(WRITTEN REQUEST): Copy the data that follows, character for character, minus the pictures.

(INFORMATION GIVEN):
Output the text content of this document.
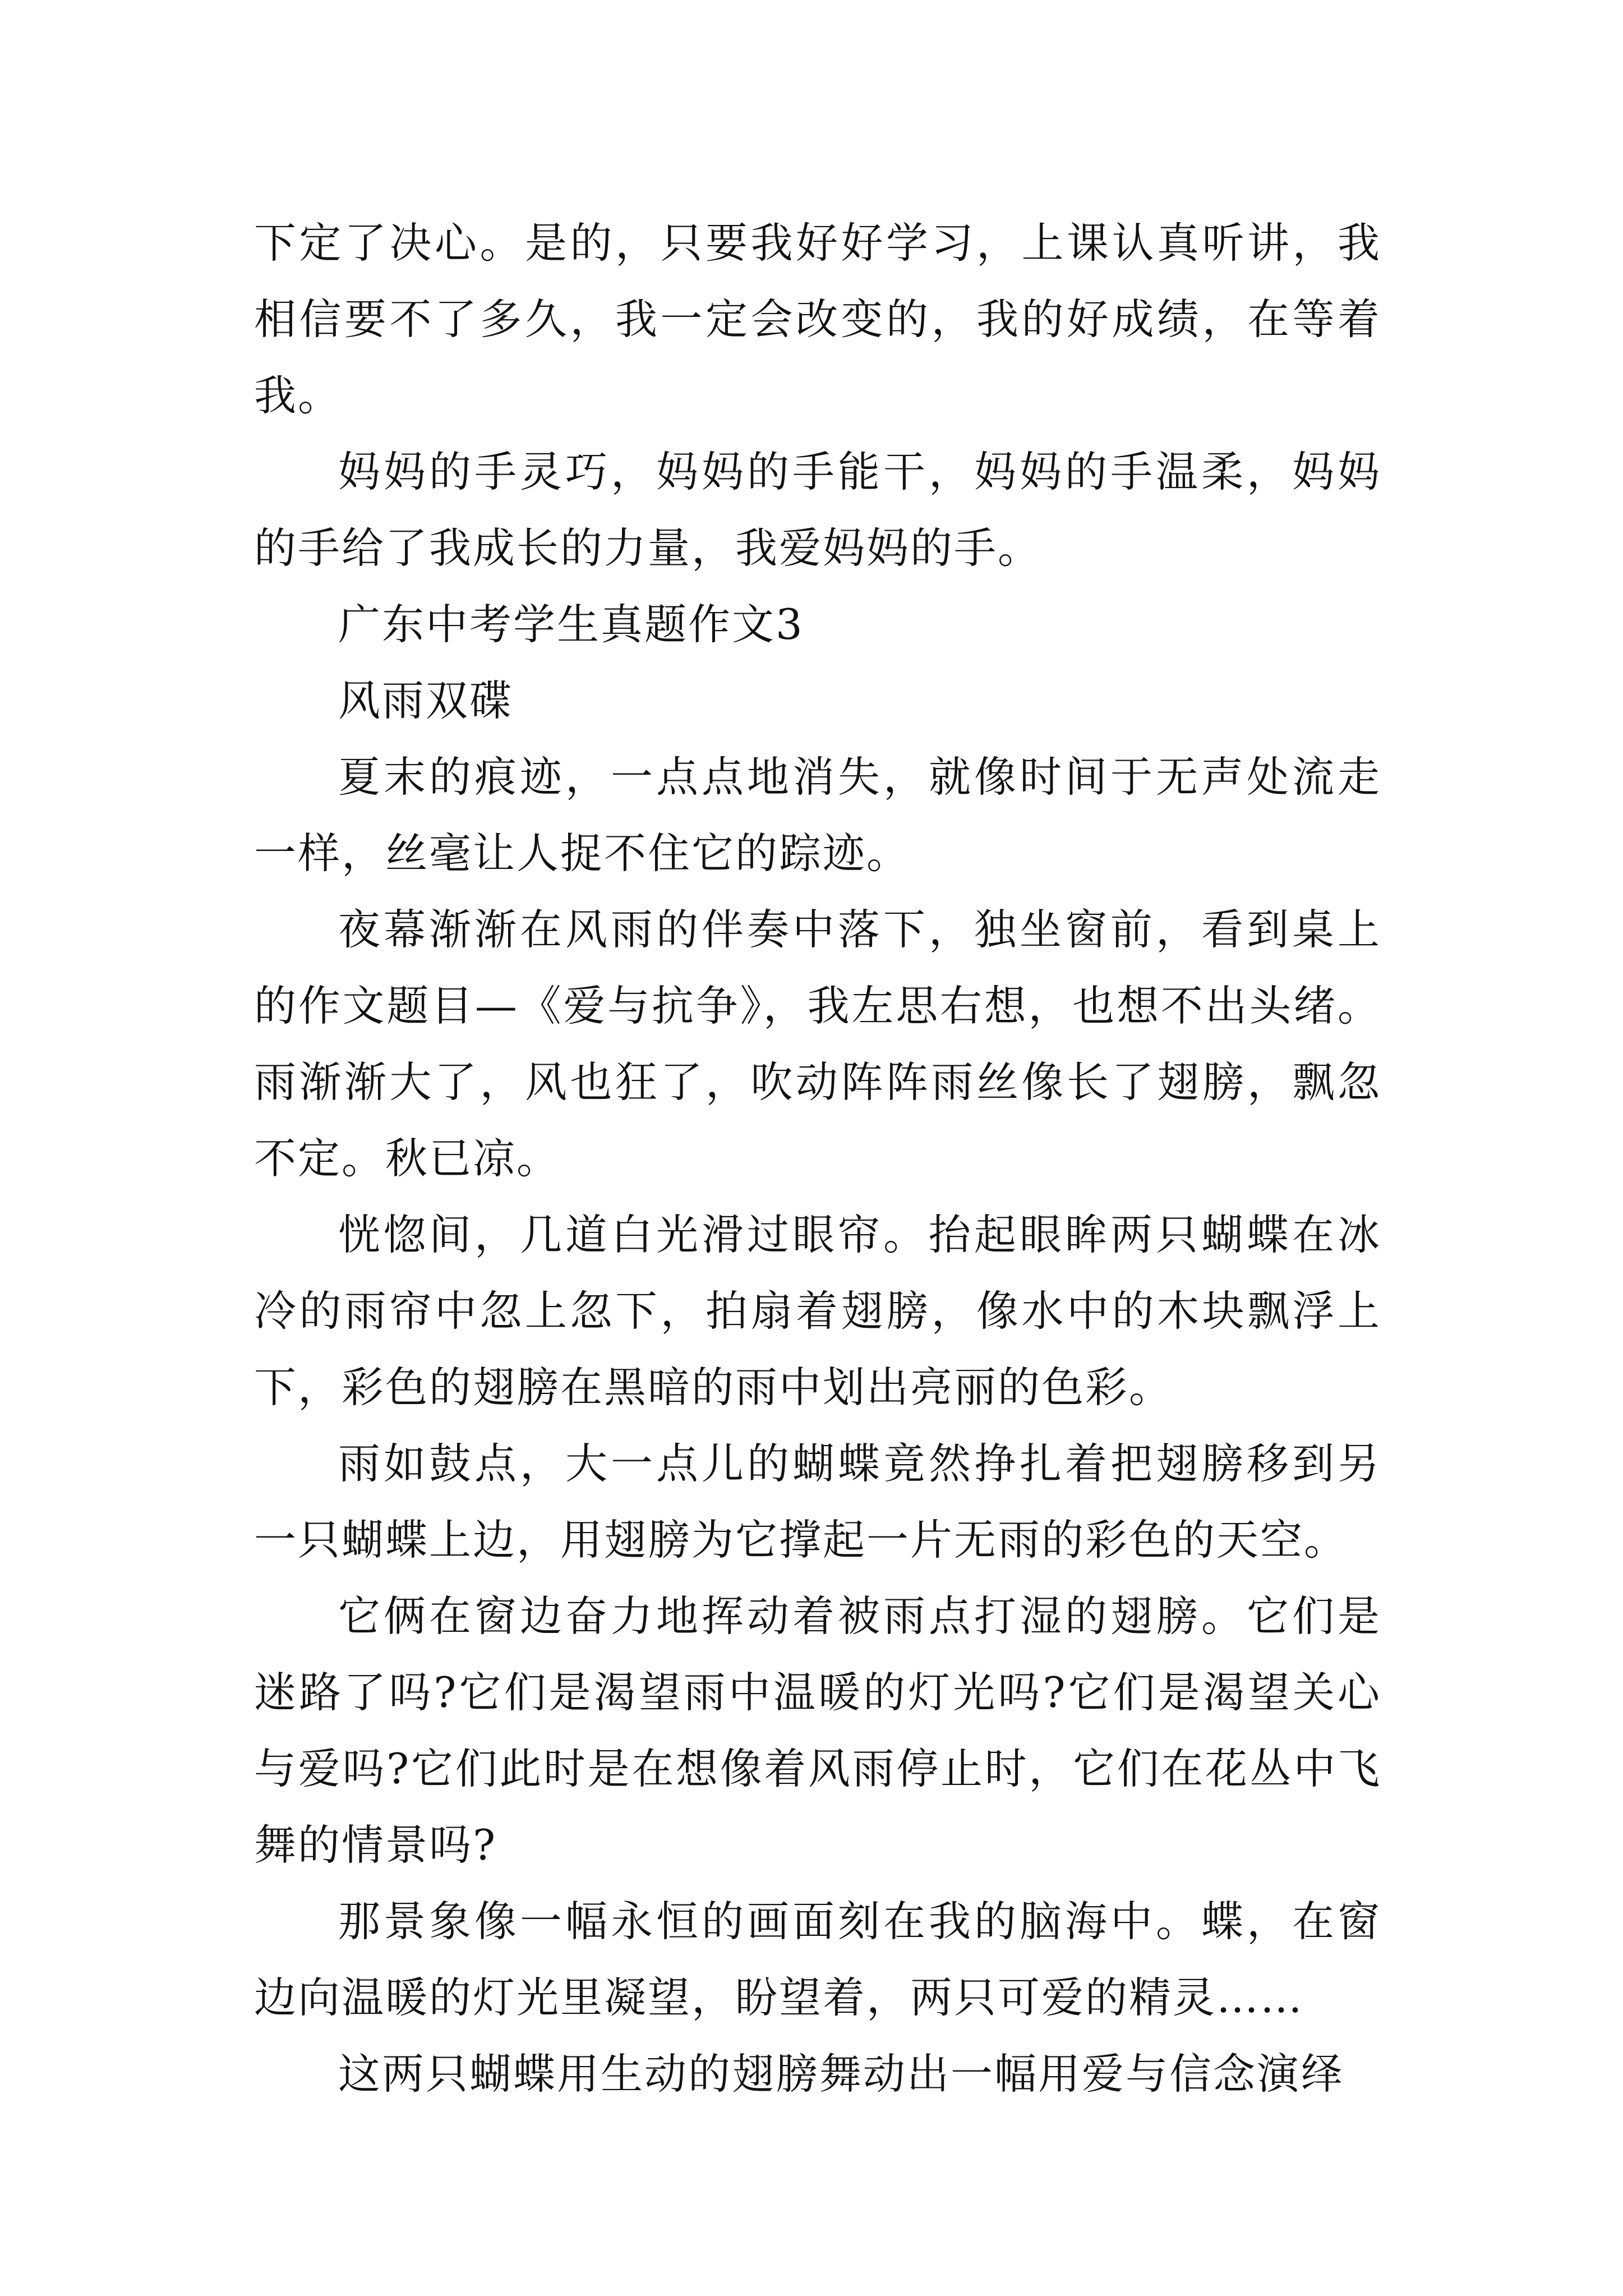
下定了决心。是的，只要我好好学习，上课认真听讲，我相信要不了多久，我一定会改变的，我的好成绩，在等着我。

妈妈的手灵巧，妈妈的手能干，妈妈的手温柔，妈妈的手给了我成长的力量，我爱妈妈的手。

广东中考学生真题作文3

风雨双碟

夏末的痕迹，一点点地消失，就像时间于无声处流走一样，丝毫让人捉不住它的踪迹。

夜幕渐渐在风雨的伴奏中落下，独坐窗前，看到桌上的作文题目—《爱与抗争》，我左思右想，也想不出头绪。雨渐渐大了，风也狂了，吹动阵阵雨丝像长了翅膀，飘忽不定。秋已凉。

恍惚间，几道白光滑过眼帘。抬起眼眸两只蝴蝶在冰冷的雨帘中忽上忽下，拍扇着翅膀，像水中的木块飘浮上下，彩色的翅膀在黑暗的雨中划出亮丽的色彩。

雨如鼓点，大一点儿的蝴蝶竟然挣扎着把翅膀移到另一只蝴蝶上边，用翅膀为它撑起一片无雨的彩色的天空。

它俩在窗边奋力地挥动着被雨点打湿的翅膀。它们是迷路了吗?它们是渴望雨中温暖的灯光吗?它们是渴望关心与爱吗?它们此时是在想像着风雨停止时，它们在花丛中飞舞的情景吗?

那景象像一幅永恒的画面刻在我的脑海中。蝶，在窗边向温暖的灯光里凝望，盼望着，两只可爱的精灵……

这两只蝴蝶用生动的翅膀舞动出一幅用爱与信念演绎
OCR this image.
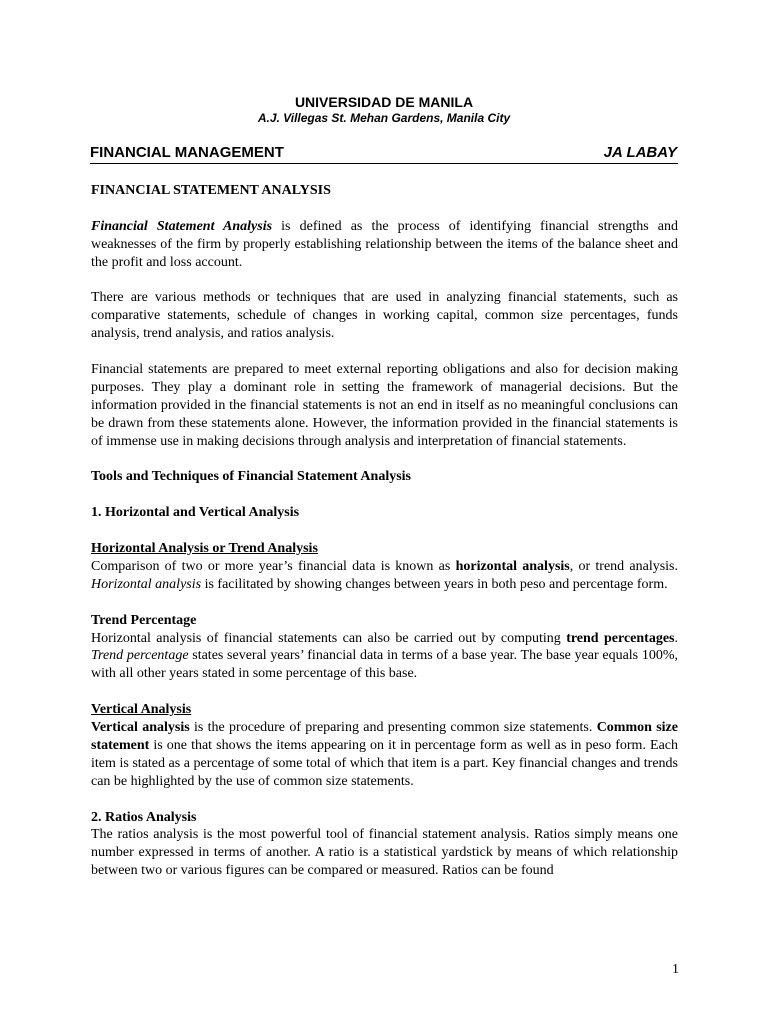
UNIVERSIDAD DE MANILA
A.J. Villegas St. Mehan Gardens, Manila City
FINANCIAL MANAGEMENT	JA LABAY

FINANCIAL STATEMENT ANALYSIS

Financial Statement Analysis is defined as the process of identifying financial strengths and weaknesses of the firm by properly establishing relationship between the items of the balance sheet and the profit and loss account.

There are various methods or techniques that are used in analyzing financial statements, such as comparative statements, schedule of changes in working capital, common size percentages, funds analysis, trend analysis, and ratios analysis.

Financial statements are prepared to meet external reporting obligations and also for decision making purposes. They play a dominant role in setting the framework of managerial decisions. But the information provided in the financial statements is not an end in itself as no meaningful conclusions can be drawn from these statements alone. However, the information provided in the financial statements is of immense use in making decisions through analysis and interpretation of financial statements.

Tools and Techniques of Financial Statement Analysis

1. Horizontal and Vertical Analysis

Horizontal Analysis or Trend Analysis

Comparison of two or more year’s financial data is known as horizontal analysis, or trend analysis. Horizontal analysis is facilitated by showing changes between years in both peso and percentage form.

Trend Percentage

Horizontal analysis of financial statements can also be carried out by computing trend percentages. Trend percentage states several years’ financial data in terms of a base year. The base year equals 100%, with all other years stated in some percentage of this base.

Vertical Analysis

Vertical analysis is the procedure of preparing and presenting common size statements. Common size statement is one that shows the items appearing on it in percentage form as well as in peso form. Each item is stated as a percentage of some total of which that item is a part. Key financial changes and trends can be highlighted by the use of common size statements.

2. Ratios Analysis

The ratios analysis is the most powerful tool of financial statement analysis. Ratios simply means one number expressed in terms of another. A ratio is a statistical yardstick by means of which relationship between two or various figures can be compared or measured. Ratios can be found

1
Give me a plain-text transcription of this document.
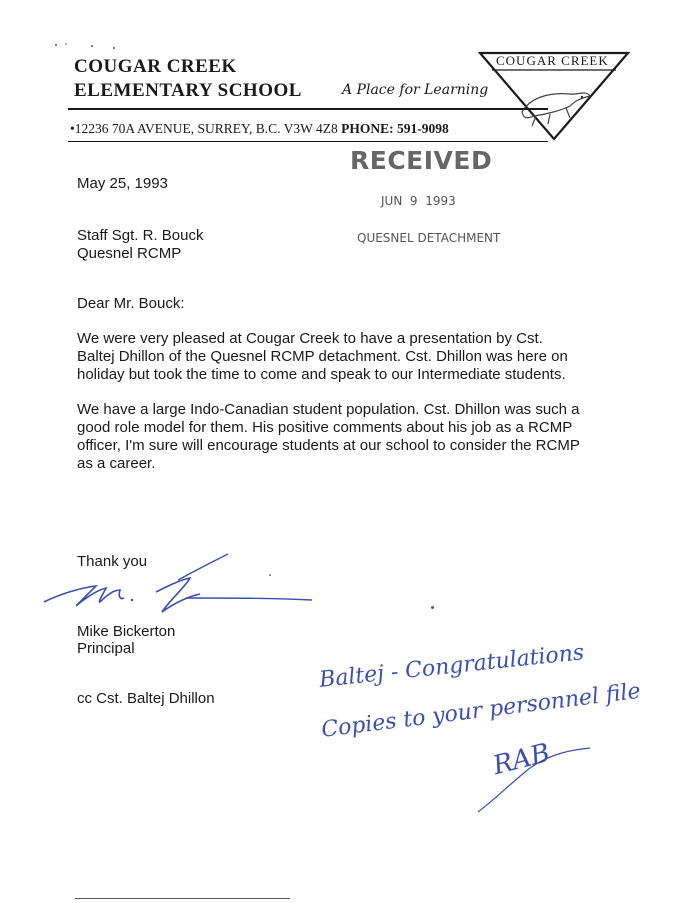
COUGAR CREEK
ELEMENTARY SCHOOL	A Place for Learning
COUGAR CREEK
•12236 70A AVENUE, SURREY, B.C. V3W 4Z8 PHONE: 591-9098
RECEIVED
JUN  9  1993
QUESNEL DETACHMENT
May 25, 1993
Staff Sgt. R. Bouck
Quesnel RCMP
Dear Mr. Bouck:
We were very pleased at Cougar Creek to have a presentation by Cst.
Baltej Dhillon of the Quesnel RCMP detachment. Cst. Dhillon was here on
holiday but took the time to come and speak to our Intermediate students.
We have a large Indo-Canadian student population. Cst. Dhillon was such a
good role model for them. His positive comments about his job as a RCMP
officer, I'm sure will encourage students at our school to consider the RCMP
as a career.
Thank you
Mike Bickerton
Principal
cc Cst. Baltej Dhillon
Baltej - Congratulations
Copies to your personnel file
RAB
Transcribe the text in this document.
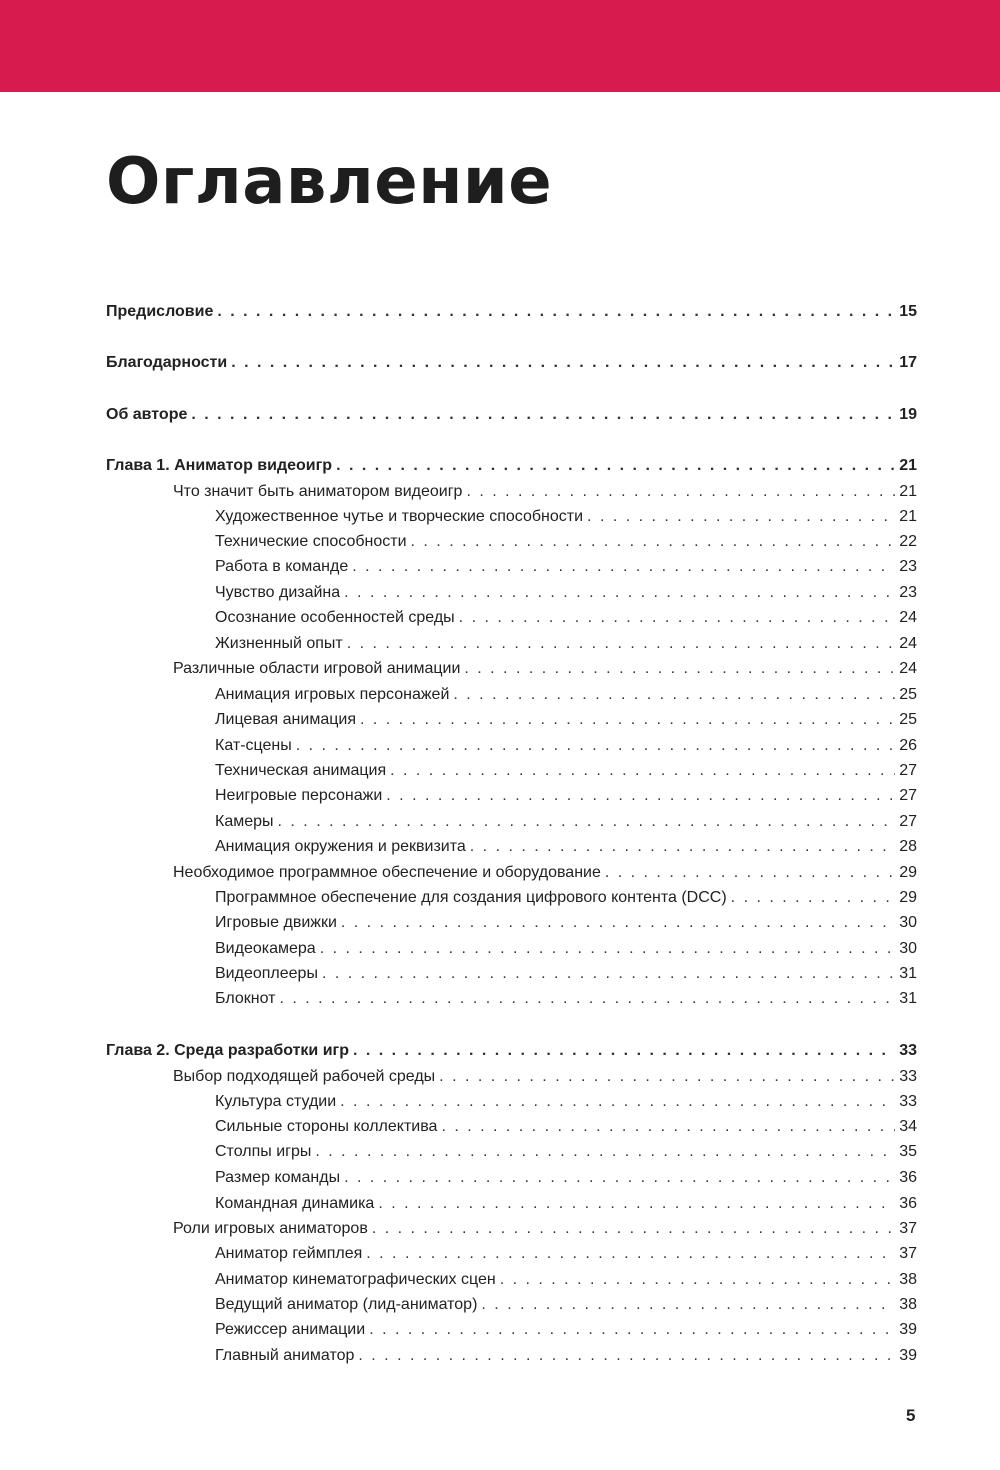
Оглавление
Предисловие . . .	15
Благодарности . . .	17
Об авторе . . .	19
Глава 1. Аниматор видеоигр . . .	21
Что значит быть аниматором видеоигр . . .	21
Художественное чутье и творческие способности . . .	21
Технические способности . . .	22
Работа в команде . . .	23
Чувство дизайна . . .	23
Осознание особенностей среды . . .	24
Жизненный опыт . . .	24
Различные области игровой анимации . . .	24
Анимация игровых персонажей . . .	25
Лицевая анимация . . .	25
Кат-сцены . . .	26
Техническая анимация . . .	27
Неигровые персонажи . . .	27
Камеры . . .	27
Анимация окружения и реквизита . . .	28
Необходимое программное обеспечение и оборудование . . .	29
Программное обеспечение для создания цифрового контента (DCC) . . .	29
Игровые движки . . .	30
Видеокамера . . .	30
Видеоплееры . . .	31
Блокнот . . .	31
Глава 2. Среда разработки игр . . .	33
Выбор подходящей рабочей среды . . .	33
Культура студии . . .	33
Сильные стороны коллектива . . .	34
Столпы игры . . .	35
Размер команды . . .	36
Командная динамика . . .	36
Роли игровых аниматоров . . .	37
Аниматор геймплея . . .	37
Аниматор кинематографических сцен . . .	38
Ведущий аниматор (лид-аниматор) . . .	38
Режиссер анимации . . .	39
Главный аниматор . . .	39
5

(SOLVED PROBLEM):
Output the text content of this document.
下定了决心。是的，只要我好好学习，上课认真听讲，我相信要不了多久，我一定会改变的，我的好成绩，在等着我。

妈妈的手灵巧，妈妈的手能干，妈妈的手温柔，妈妈的手给了我成长的力量，我爱妈妈的手。

广东中考学生真题作文3

风雨双碟

夏末的痕迹，一点点地消失，就像时间于无声处流走一样，丝毫让人捉不住它的踪迹。

夜幕渐渐在风雨的伴奏中落下，独坐窗前，看到桌上的作文题目—《爱与抗争》，我左思右想，也想不出头绪。雨渐渐大了，风也狂了，吹动阵阵雨丝像长了翅膀，飘忽不定。秋已凉。

恍惚间，几道白光滑过眼帘。抬起眼眸两只蝴蝶在冰冷的雨帘中忽上忽下，拍扇着翅膀，像水中的木块飘浮上下，彩色的翅膀在黑暗的雨中划出亮丽的色彩。

雨如鼓点，大一点儿的蝴蝶竟然挣扎着把翅膀移到另一只蝴蝶上边，用翅膀为它撑起一片无雨的彩色的天空。

它俩在窗边奋力地挥动着被雨点打湿的翅膀。它们是迷路了吗?它们是渴望雨中温暖的灯光吗?它们是渴望关心与爱吗?它们此时是在想像着风雨停止时，它们在花丛中飞舞的情景吗?

那景象像一幅永恒的画面刻在我的脑海中。蝶，在窗边向温暖的灯光里凝望，盼望着，两只可爱的精灵……

这两只蝴蝶用生动的翅膀舞动出一幅用爱与信念演绎
OCR this image.
UNIVERSIDAD DE MANILA
A.J. Villegas St. Mehan Gardens, Manila City
FINANCIAL MANAGEMENT	JA LABAY

FINANCIAL STATEMENT ANALYSIS

Financial Statement Analysis is defined as the process of identifying financial strengths and weaknesses of the firm by properly establishing relationship between the items of the balance sheet and the profit and loss account.

There are various methods or techniques that are used in analyzing financial statements, such as comparative statements, schedule of changes in working capital, common size percentages, funds analysis, trend analysis, and ratios analysis.

Financial statements are prepared to meet external reporting obligations and also for decision making purposes. They play a dominant role in setting the framework of managerial decisions. But the information provided in the financial statements is not an end in itself as no meaningful conclusions can be drawn from these statements alone. However, the information provided in the financial statements is of immense use in making decisions through analysis and interpretation of financial statements.

Tools and Techniques of Financial Statement Analysis

1. Horizontal and Vertical Analysis

Horizontal Analysis or Trend Analysis

Comparison of two or more year’s financial data is known as horizontal analysis, or trend analysis. Horizontal analysis is facilitated by showing changes between years in both peso and percentage form.

Trend Percentage

Horizontal analysis of financial statements can also be carried out by computing trend percentages. Trend percentage states several years’ financial data in terms of a base year. The base year equals 100%, with all other years stated in some percentage of this base.

Vertical Analysis

Vertical analysis is the procedure of preparing and presenting common size statements. Common size statement is one that shows the items appearing on it in percentage form as well as in peso form. Each item is stated as a percentage of some total of which that item is a part. Key financial changes and trends can be highlighted by the use of common size statements.

2. Ratios Analysis

The ratios analysis is the most powerful tool of financial statement analysis. Ratios simply means one number expressed in terms of another. A ratio is a statistical yardstick by means of which relationship between two or various figures can be compared or measured. Ratios can be found

1
Give me a plain-text transcription of this document.
COUGAR CREEK
ELEMENTARY SCHOOL	A Place for Learning
COUGAR CREEK
•12236 70A AVENUE, SURREY, B.C. V3W 4Z8 PHONE: 591-9098
RECEIVED
JUN  9  1993
QUESNEL DETACHMENT
May 25, 1993
Staff Sgt. R. Bouck
Quesnel RCMP
Dear Mr. Bouck:
We were very pleased at Cougar Creek to have a presentation by Cst.
Baltej Dhillon of the Quesnel RCMP detachment. Cst. Dhillon was here on
holiday but took the time to come and speak to our Intermediate students.
We have a large Indo-Canadian student population. Cst. Dhillon was such a
good role model for them. His positive comments about his job as a RCMP
officer, I'm sure will encourage students at our school to consider the RCMP
as a career.
Thank you
Mike Bickerton
Principal
cc Cst. Baltej Dhillon
Baltej - Congratulations
Copies to your personnel file
RAB
Transcribe the text in this document.
Оглавление
Предисловие . . .	15
Благодарности . . .	17
Об авторе . . .	19
Глава 1. Аниматор видеоигр . . .	21
Что значит быть аниматором видеоигр . . .	21
Художественное чутье и творческие способности . . .	21
Технические способности . . .	22
Работа в команде . . .	23
Чувство дизайна . . .	23
Осознание особенностей среды . . .	24
Жизненный опыт . . .	24
Различные области игровой анимации . . .	24
Анимация игровых персонажей . . .	25
Лицевая анимация . . .	25
Кат-сцены . . .	26
Техническая анимация . . .	27
Неигровые персонажи . . .	27
Камеры . . .	27
Анимация окружения и реквизита . . .	28
Необходимое программное обеспечение и оборудование . . .	29
Программное обеспечение для создания цифрового контента (DCC) . . .	29
Игровые движки . . .	30
Видеокамера . . .	30
Видеоплееры . . .	31
Блокнот . . .	31
Глава 2. Среда разработки игр . . .	33
Выбор подходящей рабочей среды . . .	33
Культура студии . . .	33
Сильные стороны коллектива . . .	34
Столпы игры . . .	35
Размер команды . . .	36
Командная динамика . . .	36
Роли игровых аниматоров . . .	37
Аниматор геймплея . . .	37
Аниматор кинематографических сцен . . .	38
Ведущий аниматор (лид-аниматор) . . .	38
Режиссер анимации . . .	39
Главный аниматор . . .	39
5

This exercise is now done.